Reproduce the material word for word; the images stay out.

[DATA TO PROCESS]
··········
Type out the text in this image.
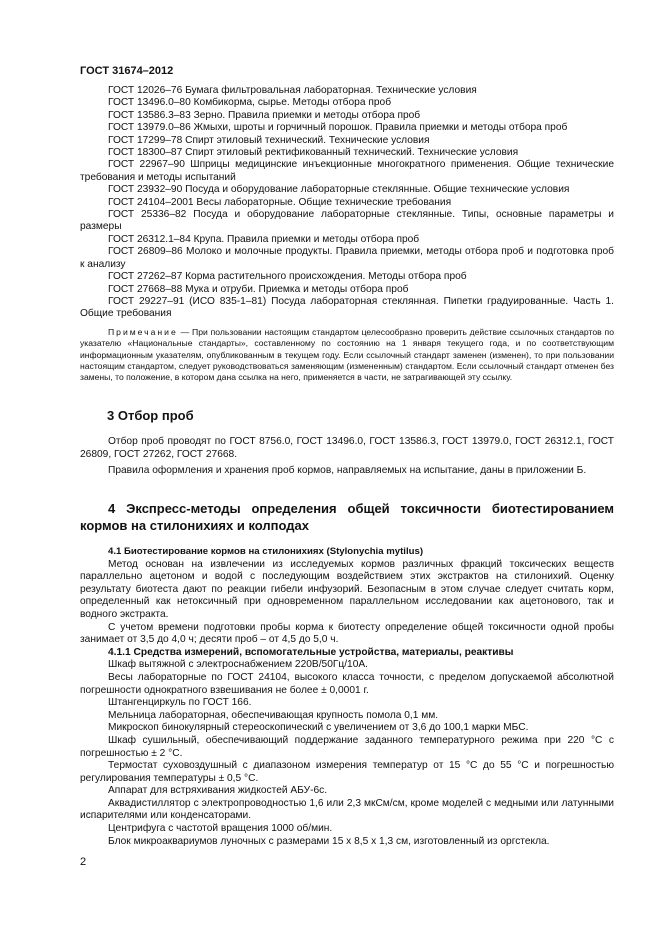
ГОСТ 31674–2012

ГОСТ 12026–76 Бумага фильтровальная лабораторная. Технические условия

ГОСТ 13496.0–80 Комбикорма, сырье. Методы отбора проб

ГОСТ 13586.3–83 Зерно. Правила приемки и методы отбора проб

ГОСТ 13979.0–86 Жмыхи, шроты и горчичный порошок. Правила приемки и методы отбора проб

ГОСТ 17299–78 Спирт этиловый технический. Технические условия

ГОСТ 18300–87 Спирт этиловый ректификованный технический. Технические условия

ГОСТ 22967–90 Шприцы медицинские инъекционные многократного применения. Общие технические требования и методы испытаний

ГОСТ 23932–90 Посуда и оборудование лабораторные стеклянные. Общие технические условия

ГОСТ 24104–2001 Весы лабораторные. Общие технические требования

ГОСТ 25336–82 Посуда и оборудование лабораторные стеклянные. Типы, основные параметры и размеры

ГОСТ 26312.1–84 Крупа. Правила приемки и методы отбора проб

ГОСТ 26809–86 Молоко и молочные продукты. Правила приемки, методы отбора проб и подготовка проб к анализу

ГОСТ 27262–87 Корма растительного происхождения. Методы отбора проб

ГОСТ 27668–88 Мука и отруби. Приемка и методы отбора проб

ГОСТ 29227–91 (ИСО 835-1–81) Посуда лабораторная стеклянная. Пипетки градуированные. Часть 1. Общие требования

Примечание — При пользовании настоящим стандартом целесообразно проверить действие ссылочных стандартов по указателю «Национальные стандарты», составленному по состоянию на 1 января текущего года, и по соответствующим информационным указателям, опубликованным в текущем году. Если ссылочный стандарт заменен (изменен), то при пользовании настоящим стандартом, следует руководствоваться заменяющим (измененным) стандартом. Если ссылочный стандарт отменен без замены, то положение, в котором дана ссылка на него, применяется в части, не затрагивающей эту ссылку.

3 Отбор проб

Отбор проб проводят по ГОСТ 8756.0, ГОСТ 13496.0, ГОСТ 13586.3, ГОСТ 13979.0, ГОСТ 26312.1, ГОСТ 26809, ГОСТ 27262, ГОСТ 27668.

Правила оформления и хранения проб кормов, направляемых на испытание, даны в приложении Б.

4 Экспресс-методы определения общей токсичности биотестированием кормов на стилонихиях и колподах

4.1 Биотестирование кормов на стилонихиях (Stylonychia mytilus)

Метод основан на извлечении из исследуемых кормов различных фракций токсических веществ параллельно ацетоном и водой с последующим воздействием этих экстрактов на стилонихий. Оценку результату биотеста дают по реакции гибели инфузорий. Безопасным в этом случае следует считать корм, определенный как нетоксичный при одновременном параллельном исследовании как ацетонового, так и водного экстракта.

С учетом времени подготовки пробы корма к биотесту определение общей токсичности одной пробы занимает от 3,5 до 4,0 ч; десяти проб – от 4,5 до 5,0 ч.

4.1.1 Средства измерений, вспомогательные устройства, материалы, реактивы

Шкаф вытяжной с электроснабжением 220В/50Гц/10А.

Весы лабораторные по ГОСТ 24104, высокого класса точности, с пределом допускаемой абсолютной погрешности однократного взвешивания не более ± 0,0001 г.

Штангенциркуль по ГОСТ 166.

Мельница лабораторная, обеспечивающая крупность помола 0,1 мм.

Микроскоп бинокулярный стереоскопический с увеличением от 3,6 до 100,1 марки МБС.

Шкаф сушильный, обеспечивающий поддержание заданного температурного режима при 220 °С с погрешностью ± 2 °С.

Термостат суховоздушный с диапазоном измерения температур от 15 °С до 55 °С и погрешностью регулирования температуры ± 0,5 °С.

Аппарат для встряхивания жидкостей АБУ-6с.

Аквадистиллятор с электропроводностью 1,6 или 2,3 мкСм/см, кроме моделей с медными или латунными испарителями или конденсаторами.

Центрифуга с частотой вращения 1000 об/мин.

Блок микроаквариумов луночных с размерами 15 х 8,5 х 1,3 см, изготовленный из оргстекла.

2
··········
[CORRECT RESPONSE]
Type out the text in this image.
ГОСТ 31674–2012

ГОСТ 12026–76 Бумага фильтровальная лабораторная. Технические условия

ГОСТ 13496.0–80 Комбикорма, сырье. Методы отбора проб

ГОСТ 13586.3–83 Зерно. Правила приемки и методы отбора проб

ГОСТ 13979.0–86 Жмыхи, шроты и горчичный порошок. Правила приемки и методы отбора проб

ГОСТ 17299–78 Спирт этиловый технический. Технические условия

ГОСТ 18300–87 Спирт этиловый ректификованный технический. Технические условия

ГОСТ 22967–90 Шприцы медицинские инъекционные многократного применения. Общие технические требования и методы испытаний

ГОСТ 23932–90 Посуда и оборудование лабораторные стеклянные. Общие технические условия

ГОСТ 24104–2001 Весы лабораторные. Общие технические требования

ГОСТ 25336–82 Посуда и оборудование лабораторные стеклянные. Типы, основные параметры и размеры

ГОСТ 26312.1–84 Крупа. Правила приемки и методы отбора проб

ГОСТ 26809–86 Молоко и молочные продукты. Правила приемки, методы отбора проб и подготовка проб к анализу

ГОСТ 27262–87 Корма растительного происхождения. Методы отбора проб

ГОСТ 27668–88 Мука и отруби. Приемка и методы отбора проб

ГОСТ 29227–91 (ИСО 835-1–81) Посуда лабораторная стеклянная. Пипетки градуированные. Часть 1. Общие требования

Примечание — При пользовании настоящим стандартом целесообразно проверить действие ссылочных стандартов по указателю «Национальные стандарты», составленному по состоянию на 1 января текущего года, и по соответствующим информационным указателям, опубликованным в текущем году. Если ссылочный стандарт заменен (изменен), то при пользовании настоящим стандартом, следует руководствоваться заменяющим (измененным) стандартом. Если ссылочный стандарт отменен без замены, то положение, в котором дана ссылка на него, применяется в части, не затрагивающей эту ссылку.

3 Отбор проб

Отбор проб проводят по ГОСТ 8756.0, ГОСТ 13496.0, ГОСТ 13586.3, ГОСТ 13979.0, ГОСТ 26312.1, ГОСТ 26809, ГОСТ 27262, ГОСТ 27668.

Правила оформления и хранения проб кормов, направляемых на испытание, даны в приложении Б.

4 Экспресс-методы определения общей токсичности биотестированием кормов на стилонихиях и колподах

4.1 Биотестирование кормов на стилонихиях (Stylonychia mytilus)

Метод основан на извлечении из исследуемых кормов различных фракций токсических веществ параллельно ацетоном и водой с последующим воздействием этих экстрактов на стилонихий. Оценку результату биотеста дают по реакции гибели инфузорий. Безопасным в этом случае следует считать корм, определенный как нетоксичный при одновременном параллельном исследовании как ацетонового, так и водного экстракта.

С учетом времени подготовки пробы корма к биотесту определение общей токсичности одной пробы занимает от 3,5 до 4,0 ч; десяти проб – от 4,5 до 5,0 ч.

4.1.1 Средства измерений, вспомогательные устройства, материалы, реактивы

Шкаф вытяжной с электроснабжением 220В/50Гц/10А.

Весы лабораторные по ГОСТ 24104, высокого класса точности, с пределом допускаемой абсолютной погрешности однократного взвешивания не более ± 0,0001 г.

Штангенциркуль по ГОСТ 166.

Мельница лабораторная, обеспечивающая крупность помола 0,1 мм.

Микроскоп бинокулярный стереоскопический с увеличением от 3,6 до 100,1 марки МБС.

Шкаф сушильный, обеспечивающий поддержание заданного температурного режима при 220 °С с погрешностью ± 2 °С.

Термостат суховоздушный с диапазоном измерения температур от 15 °С до 55 °С и погрешностью регулирования температуры ± 0,5 °С.

Аппарат для встряхивания жидкостей АБУ-6с.

Аквадистиллятор с электропроводностью 1,6 или 2,3 мкСм/см, кроме моделей с медными или латунными испарителями или конденсаторами.

Центрифуга с частотой вращения 1000 об/мин.

Блок микроаквариумов луночных с размерами 15 х 8,5 х 1,3 см, изготовленный из оргстекла.

2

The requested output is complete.